## TASK 1
In the records, copy out verbatim the lines from the one containing "body-text-after-link: are gentler" up to and including the one containing "dial-label: I max — [350, 579, 374, 589]".

## EXTRACT TO READ
Author Archives: Blog by Bogumił Kamiński

A simple coin-tossing game

By: Blog by Bogumił Kamiński

Re-posted from: https://bkamins.github.io/julialang/2024/05/24/probability.html

Introduction

I have been writing my blog for over 4 years now (without missing a single week).
My first post was on May 10, 2020, you can find it here.

There is a small change in how I distribute my content. Starting from last week I made the repository of my blog public,
so if you find any mistake please do not hesitate to open a Pull Request here.

To celebrate this I decided to go back to my favorite topic – mathematical puzzles.
Today I use a classic coin-tossing game example

The post was written under Julia 1.10.1 and StatsBase.jl 0.34.4, and FreqTables.jl 0.4.6, BenchmarkTools.jl 1.5.0.

The problem

Assume Alice and Bob toss a fair coin. Alice wins if after tossing a head (H) tail (T) is tossed, that is we see a HT sequence.
Bob wins if two consecutive heads are tossed, that is we see a HH sequence.

The questions are:

  • Who is more likely to win this game?
  • If only Alice played, how long, on the average, would she wait till HT was tossed?
  • If only Bob played, how long, on the average, would she wait till HH was tossed?

Let us try to answer these questions using Julia.

Both players play

This code simulates the situation when Alice and Bob play together:

function both()
    a = rand(('H', 'T'))

## TASK 2
Answer these questions from the coin-tossing post, one answer per line:
(a) On what date was the first blog post published?
(b) Under which Julia version was the post written?
(c) What sequence must be tossed for Bob to win?

Raw records:
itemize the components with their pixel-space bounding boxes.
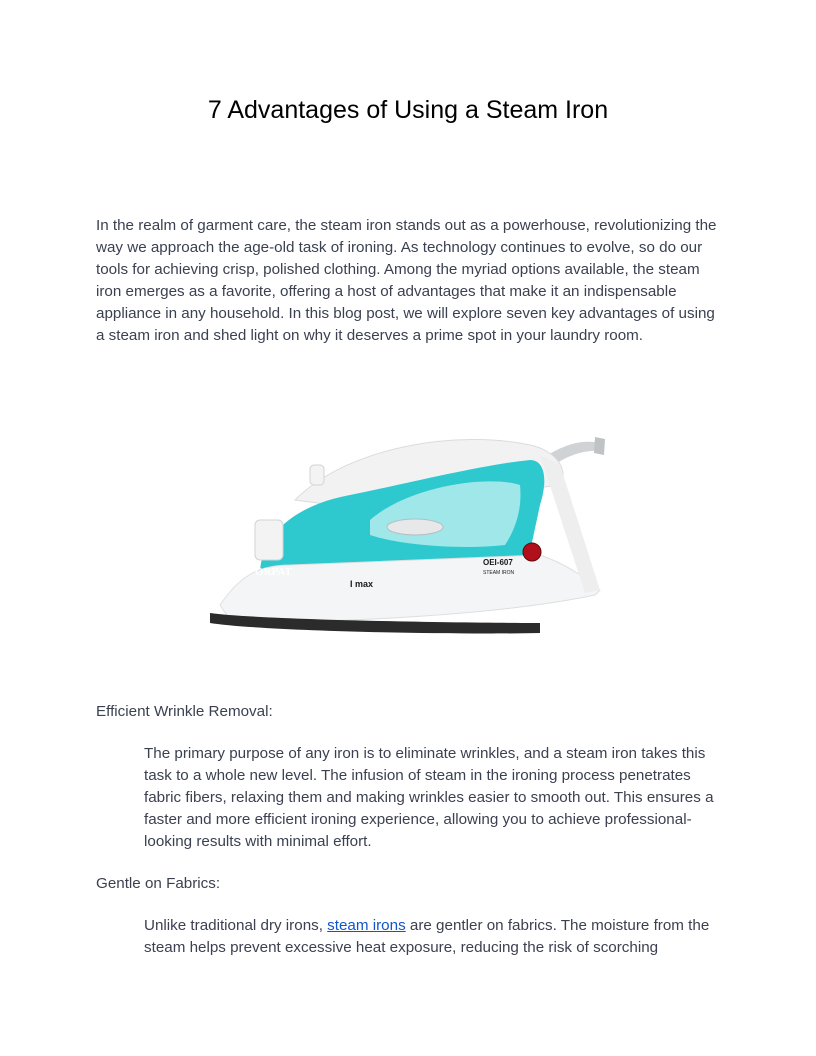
body-text-after-link: are gentler on fabrics. The moisture from the steam helps prevent excessive heat exposure, reducing the risk of scorching — [144, 917, 710, 956]
section-heading-wrinkle-removal: Efficient Wrinkle Removal: — [96, 703, 273, 720]
page-title: 7 Advantages of Using a Steam Iron — [207, 96, 609, 124]
steam-irons-link[interactable]: steam irons — [327, 917, 406, 934]
section-body-wrinkle-removal: The primary purpose of any iron is to eliminate wrinkles, and a steam iron takes this task to a whole new level. The infusion of steam in the ironing process penetrates fabric fibers, relaxing them and making wrinkles easier to smooth out. This ensures a faster and more efficient ironing experience, allowing you to achieve professional-looking results with minimal effort. — [144, 745, 714, 850]
intro-paragraph: In the realm of garment care, the steam iron stands out as a powerhouse, revolutionizing the way we approach the age-old task of ironing. As technology continues to evolve, so do our tools for achieving crisp, polished clothing. Among the myriad options available, the steam iron emerges as a favorite, offering a host of advantages that make it an indispensable appliance in any household. In this blog post, we will explore seven key advantages of using a steam iron and shed light on why it deserves a prime spot in your laundry room. — [96, 217, 717, 344]
section-heading-gentle-fabrics: Gentle on Fabrics: — [96, 875, 221, 892]
steam-iron-image — [200, 425, 610, 650]
model-sub-label: STEAM IRON — [483, 570, 515, 576]
dial-label: I max — [350, 579, 374, 589]
indicator-light-icon — [523, 543, 541, 561]
body-text-before-link: Unlike traditional dry irons, — [144, 917, 328, 934]
section-body-gentle-fabrics — [144, 915, 724, 959]
brand-label: ORPAT — [255, 566, 292, 578]
model-label: OEI-607 — [483, 558, 513, 567]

## CORRECT OUTPUT 1
body-text-after-link: are gentler on fabrics. The moisture from the steam helps prevent excessive heat exposure, reducing the risk of scorching — [144, 917, 710, 956]
section-heading-wrinkle-removal: Efficient Wrinkle Removal: — [96, 703, 273, 720]
page-title: 7 Advantages of Using a Steam Iron — [207, 96, 609, 124]
steam-irons-link[interactable]: steam irons — [327, 917, 406, 934]
section-body-wrinkle-removal: The primary purpose of any iron is to eliminate wrinkles, and a steam iron takes this task to a whole new level. The infusion of steam in the ironing process penetrates fabric fibers, relaxing them and making wrinkles easier to smooth out. This ensures a faster and more efficient ironing experience, allowing you to achieve professional-looking results with minimal effort. — [144, 745, 714, 850]
intro-paragraph: In the realm of garment care, the steam iron stands out as a powerhouse, revolutionizing the way we approach the age-old task of ironing. As technology continues to evolve, so do our tools for achieving crisp, polished clothing. Among the myriad options available, the steam iron emerges as a favorite, offering a host of advantages that make it an indispensable appliance in any household. In this blog post, we will explore seven key advantages of using a steam iron and shed light on why it deserves a prime spot in your laundry room. — [96, 217, 717, 344]
section-heading-gentle-fabrics: Gentle on Fabrics: — [96, 875, 221, 892]
steam-iron-image — [200, 425, 610, 650]
model-sub-label: STEAM IRON — [483, 570, 515, 576]
dial-label: I max — [350, 579, 374, 589]

## CORRECT OUTPUT 2
(a) May 10, 2020
(b) Julia 1.10.1
(c) HH, two consecutive heads